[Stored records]
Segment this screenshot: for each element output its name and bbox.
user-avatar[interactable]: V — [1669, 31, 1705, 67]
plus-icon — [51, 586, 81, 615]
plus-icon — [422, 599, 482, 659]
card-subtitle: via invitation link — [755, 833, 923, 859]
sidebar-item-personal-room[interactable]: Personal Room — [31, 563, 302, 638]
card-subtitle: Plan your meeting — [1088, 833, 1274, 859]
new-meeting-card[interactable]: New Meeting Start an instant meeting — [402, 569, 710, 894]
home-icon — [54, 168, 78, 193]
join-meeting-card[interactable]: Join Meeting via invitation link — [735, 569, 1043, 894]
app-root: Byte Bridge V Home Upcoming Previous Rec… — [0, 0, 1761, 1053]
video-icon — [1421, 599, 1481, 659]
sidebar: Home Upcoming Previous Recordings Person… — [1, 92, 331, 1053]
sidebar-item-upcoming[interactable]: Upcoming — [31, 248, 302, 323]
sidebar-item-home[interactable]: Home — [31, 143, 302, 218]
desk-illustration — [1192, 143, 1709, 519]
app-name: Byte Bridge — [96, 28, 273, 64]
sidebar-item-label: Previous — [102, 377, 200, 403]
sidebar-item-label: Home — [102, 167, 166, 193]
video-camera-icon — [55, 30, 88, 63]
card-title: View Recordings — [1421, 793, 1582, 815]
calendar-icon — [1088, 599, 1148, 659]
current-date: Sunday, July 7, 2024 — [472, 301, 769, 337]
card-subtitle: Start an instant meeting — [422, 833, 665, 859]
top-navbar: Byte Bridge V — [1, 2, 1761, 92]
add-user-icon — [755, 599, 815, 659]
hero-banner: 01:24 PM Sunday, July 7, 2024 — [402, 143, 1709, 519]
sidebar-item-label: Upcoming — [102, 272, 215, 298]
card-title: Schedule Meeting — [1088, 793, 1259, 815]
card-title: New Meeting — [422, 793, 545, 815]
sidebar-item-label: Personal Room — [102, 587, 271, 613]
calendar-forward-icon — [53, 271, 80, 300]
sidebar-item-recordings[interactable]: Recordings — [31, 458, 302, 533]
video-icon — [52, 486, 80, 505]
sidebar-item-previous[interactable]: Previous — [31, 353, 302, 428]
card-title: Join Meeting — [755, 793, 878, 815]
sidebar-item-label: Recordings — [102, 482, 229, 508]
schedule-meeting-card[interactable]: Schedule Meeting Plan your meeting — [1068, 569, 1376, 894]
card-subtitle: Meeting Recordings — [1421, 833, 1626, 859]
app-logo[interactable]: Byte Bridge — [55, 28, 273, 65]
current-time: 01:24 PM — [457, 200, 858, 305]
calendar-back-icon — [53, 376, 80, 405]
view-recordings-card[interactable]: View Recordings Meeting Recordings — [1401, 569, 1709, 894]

- _Goal_: Render the lines of the records above as a JSON list of strings, one per line and skipping blank lines, from the first line through the line containing "video-camera-icon — [55, 30, 88, 63]".

- _Expected output_:
[
  "Segment this screenshot: for each element output its name and bbox.",
  "user-avatar[interactable]: V — [1669, 31, 1705, 67]",
  "plus-icon — [51, 586, 81, 615]",
  "plus-icon — [422, 599, 482, 659]",
  "card-subtitle: via invitation link — [755, 833, 923, 859]",
  "sidebar-item-personal-room[interactable]: Personal Room — [31, 563, 302, 638]",
  "card-subtitle: Plan your meeting — [1088, 833, 1274, 859]",
  "new-meeting-card[interactable]: New Meeting Start an instant meeting — [402, 569, 710, 894]",
  "home-icon — [54, 168, 78, 193]",
  "join-meeting-card[interactable]: Join Meeting via invitation link — [735, 569, 1043, 894]",
  "app-root: Byte Bridge V Home Upcoming Previous Rec… — [0, 0, 1761, 1053]",
  "video-icon — [1421, 599, 1481, 659]",
  "sidebar: Home Upcoming Previous Recordings Person… — [1, 92, 331, 1053]",
  "sidebar-item-upcoming[interactable]: Upcoming — [31, 248, 302, 323]",
  "sidebar-item-home[interactable]: Home — [31, 143, 302, 218]",
  "desk-illustration — [1192, 143, 1709, 519]",
  "app-name: Byte Bridge — [96, 28, 273, 64]",
  "sidebar-item-label: Previous — [102, 377, 200, 403]",
  "sidebar-item-label: Home — [102, 167, 166, 193]",
  "video-camera-icon — [55, 30, 88, 63]"
]